--- EXCERPTED PASSAGE ---
Ping!

FYI Jason, I verified that the original patch (attached again) continues to 
apply cleanly and resolve the failure in functionalities/inferior-assert with 
SVN trunk.

- Ashok

-----Original Message-----
From: [email protected] [mailto:[email protected]] On 
Behalf Of Thirumurthi, Ashok
Sent: Wednesday, June 12, 2013 12:34 PM
To: Jason Molenda
Cc: [email protected]
Subject: Re: [lldb-dev] regarding [Bug 15671] New: backtrace truncated after 
assertion failure in inferior

> Hi Ashok, thanks for working on this -- I know the unwinder code can 
> be a hard to modify, RegisterContextLLDB.cpp is a little complex in 
> places. :/
For sure, Jason, thanks for the sophisticated unwinder.


> A recent change to ObjectFileMachO is that it also gets the function start 
> addresses from the eh_frame information if LC_FUNCTION_STARTS doesn't exist:
Nice, I see how that's an advantage in spite of the performance hit.  I'll 
certainly look at reworking ObjectFileELF to add the function symbols for 
stripped symbols from the eh_frame information.


> Let me know what you think.
Perhaps the best approach is to do both.  Having my suggested new code path in 
the unwinder isn't fundamentally wrong or a performance concern.  In contrast, 
it does unblock Linux core file support and a high-profile bug for a common use 
case.  I think it also improves the applicability of the unwinder while looking 
for improvements in other object-file formats (i.e. ObjectFilePECOFF).

If you like the idea, I'm happy to commit & improve,

- Ashok


On Jun 7, 2013, at 11:46 AM, "Thirumurthi, Ashok" <[email protected]> 
wrote:

> Hi Jason,
> 
>>  Frame 2 did not get a valid CFA for this frame, stopping stack walk
> So, the attached patch allows the unwinder to get past frame 2 using eh_frame 
> information that is dug up based on the pc rather than the start address of 
> the function (i.e. to handle the case where the function symbol is 
> unavailable).
> 
> This fix is coupled with GetFullUnwindPlanForFrame rather than lowered to 
> UnwindTable and FuncUnwinders.  Alternately, I could add or modify routines 
> like GetFuncUnwindersContainingAddress to avoid the requirement for a 
> SymbolContext.  Similarly, I could add or modify routines like 
> GetUnwindPlanAtCallSite to allow the caller to specify a pc.

--- SUPPLIED INFORMATION ---
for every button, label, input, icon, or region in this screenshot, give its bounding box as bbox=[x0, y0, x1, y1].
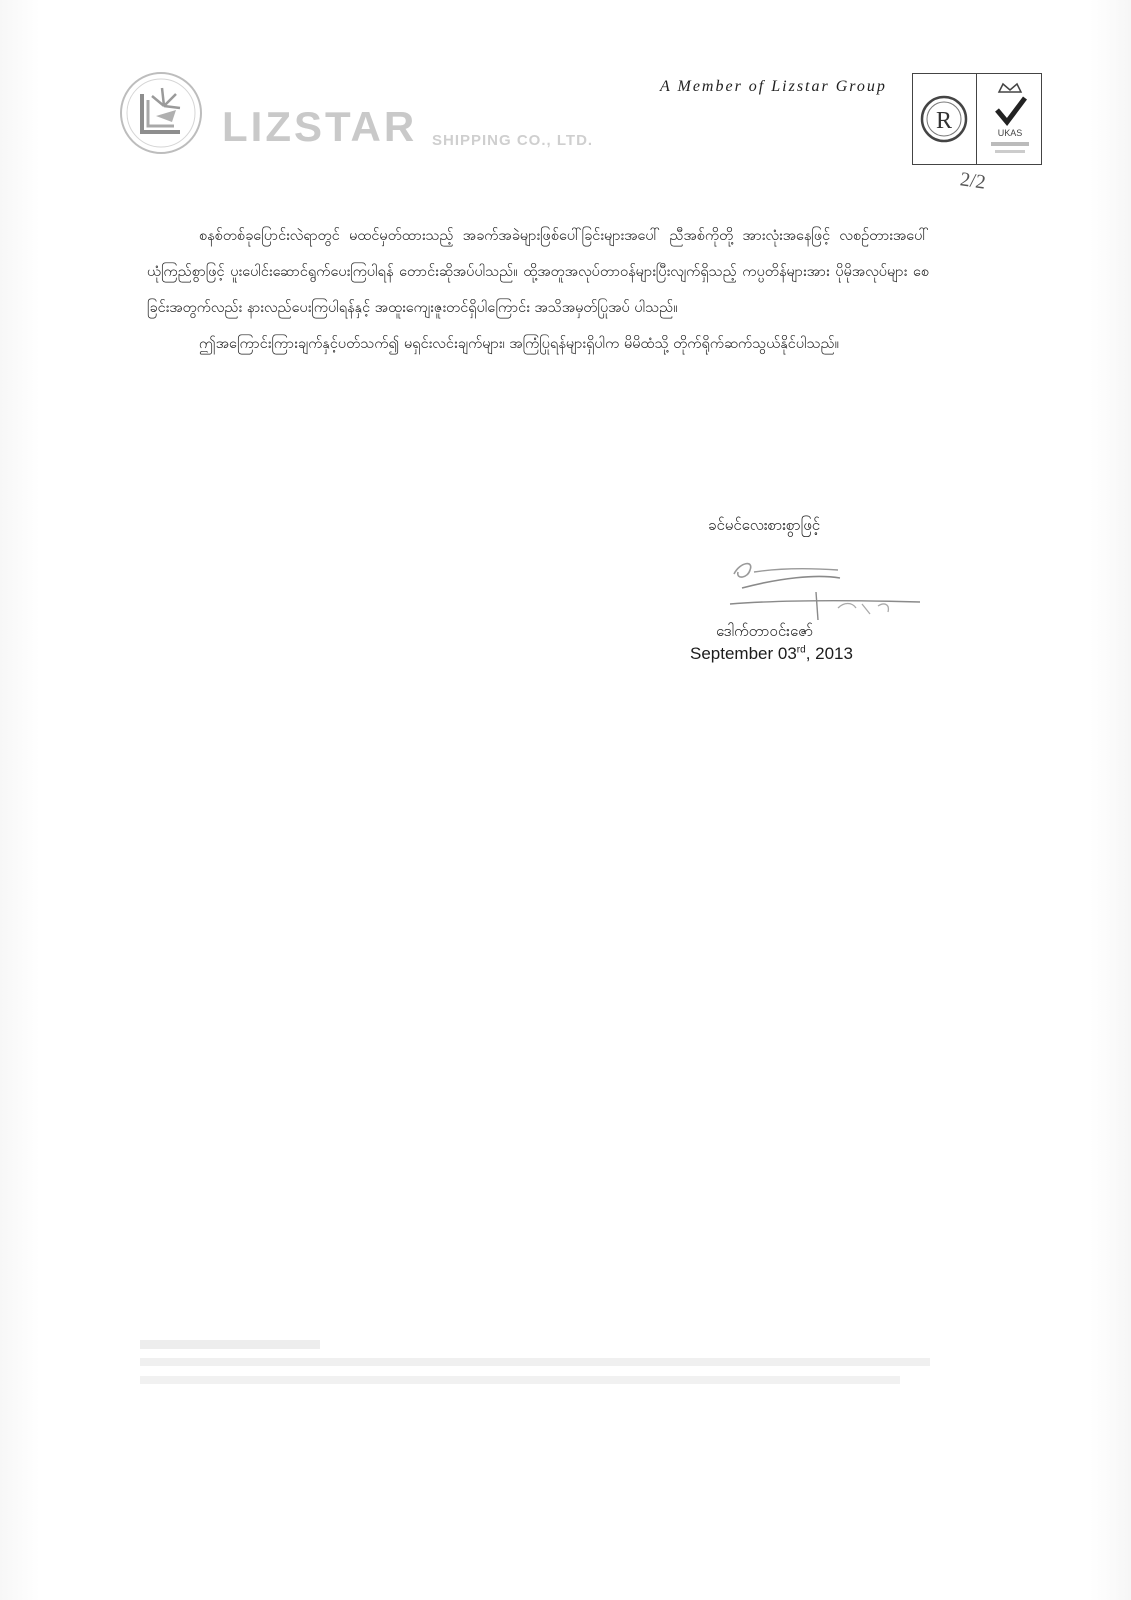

--- STATED GOAL ---
Reproduce the LLDB unwinder thread from "Perhaps the best" up to and including "formats (i.e. ObjectFilePECOFF).". None of the material is needed for this.

--- ANSWER FOR THE TASK ---
Perhaps the best approach is to do both.  Having my suggested new code path in 
the unwinder isn't fundamentally wrong or a performance concern.  In contrast, 
it does unblock Linux core file support and a high-profile bug for a common use 
case.  I think it also improves the applicability of the unwinder while looking 
for improvements in other object-file formats (i.e. ObjectFilePECOFF).